• [SELECTED EXTRACT]
I agree that the first question put to Dr. Olcott on his redirect examination called for evidence that was inadmissible. It assumed that, in the first hospital where plaintiff was treated, she had her *185back burned or cauterized, and asked the witness for what that treatment was a remedy. This question, however, was not answered; but, in response to a subsequent question by the court to the same effect, the witness said that the plaintiff was undoubtedly treated for a deep-seated injury to the spinal column. Ho objection was interposed to the question put by the court, but counsel took an exception to it after the answer. Thereupon the learned counsel for the plaintiff said he would withdraw his honor’s question, and immediately afterwards he asked the witness whether the remedy of burning or cauterizing the back was not applied alone for a violent injury to the spine. To this there was no objection whatever in behalf of the defendant, and Dr. Olcott answered yes. It seems to me from the record that at this point the plaintiff’s counsel abandoned whatever objection he previously had in mind by remaining silent when the last question was put and answered, notwithstanding the absence of objection or exception, we could, nevertheless, order a new trial if we deemed the error sufficiently serious, but I think that the harm to the defendant was wholly'done away with by the further statement of Dr. Olcott on his recross examination that he certainly did not mean to be understood as saying that cauterization of the neck was never used except in cases of spinal disease.
In my opinion there is no error disclosed by the record which warrants a reversal of the judgment.
Brown, P. J., concurred.
Judgment and order reversed and new trial granted, costs to abide the event.

• [EXERCISE DESCRIPTION]
Duplicate the stretch of the opinion from "In my opinion" through "abide the event.", keeping every word and mark unchanged.

• [GIVEN DATA]
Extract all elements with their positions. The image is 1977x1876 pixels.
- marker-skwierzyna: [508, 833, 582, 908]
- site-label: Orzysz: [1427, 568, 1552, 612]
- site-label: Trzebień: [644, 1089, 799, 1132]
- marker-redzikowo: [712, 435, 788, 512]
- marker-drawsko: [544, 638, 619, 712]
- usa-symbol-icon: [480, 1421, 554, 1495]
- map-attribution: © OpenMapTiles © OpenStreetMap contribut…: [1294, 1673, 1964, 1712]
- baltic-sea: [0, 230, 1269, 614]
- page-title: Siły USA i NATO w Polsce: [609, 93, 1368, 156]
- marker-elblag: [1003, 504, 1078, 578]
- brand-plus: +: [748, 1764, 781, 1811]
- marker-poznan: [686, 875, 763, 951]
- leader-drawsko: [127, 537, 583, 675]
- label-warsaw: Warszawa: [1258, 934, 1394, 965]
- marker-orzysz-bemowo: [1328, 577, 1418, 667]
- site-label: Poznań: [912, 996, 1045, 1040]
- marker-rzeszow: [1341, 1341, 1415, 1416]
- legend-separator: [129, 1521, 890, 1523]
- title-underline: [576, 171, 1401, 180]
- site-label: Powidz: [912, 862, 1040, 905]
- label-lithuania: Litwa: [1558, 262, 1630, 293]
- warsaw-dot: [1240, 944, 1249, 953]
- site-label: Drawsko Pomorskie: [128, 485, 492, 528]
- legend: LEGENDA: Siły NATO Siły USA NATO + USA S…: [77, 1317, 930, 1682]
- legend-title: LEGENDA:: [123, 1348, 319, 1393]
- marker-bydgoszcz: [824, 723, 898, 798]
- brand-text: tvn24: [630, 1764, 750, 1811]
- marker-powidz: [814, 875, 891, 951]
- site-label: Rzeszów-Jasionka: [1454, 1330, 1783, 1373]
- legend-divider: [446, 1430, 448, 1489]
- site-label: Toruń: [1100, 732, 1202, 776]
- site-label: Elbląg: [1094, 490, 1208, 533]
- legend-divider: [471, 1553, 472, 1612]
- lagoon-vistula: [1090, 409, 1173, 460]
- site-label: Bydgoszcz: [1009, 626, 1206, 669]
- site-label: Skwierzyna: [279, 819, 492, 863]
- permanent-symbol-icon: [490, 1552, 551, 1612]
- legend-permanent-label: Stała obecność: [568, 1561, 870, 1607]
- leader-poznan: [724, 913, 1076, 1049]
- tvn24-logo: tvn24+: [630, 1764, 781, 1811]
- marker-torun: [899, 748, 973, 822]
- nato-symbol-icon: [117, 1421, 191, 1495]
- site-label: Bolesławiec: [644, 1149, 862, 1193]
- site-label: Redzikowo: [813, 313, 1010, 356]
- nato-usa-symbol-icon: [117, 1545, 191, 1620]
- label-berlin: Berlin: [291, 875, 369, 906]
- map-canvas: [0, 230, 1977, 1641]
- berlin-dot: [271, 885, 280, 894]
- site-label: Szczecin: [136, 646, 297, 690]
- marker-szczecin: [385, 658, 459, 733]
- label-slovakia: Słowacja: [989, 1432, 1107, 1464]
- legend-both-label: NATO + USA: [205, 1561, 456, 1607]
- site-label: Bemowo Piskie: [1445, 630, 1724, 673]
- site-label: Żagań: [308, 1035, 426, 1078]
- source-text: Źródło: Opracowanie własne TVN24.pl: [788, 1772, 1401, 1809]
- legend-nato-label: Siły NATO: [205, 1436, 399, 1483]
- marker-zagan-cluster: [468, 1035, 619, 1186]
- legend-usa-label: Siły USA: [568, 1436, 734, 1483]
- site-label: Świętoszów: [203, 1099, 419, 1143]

• [WRITTEN RESPONSE]
In my opinion there is no error disclosed by the record which warrants a reversal of the judgment.
Brown, P. J., concurred.
Judgment and order reversed and new trial granted, costs to abide the event.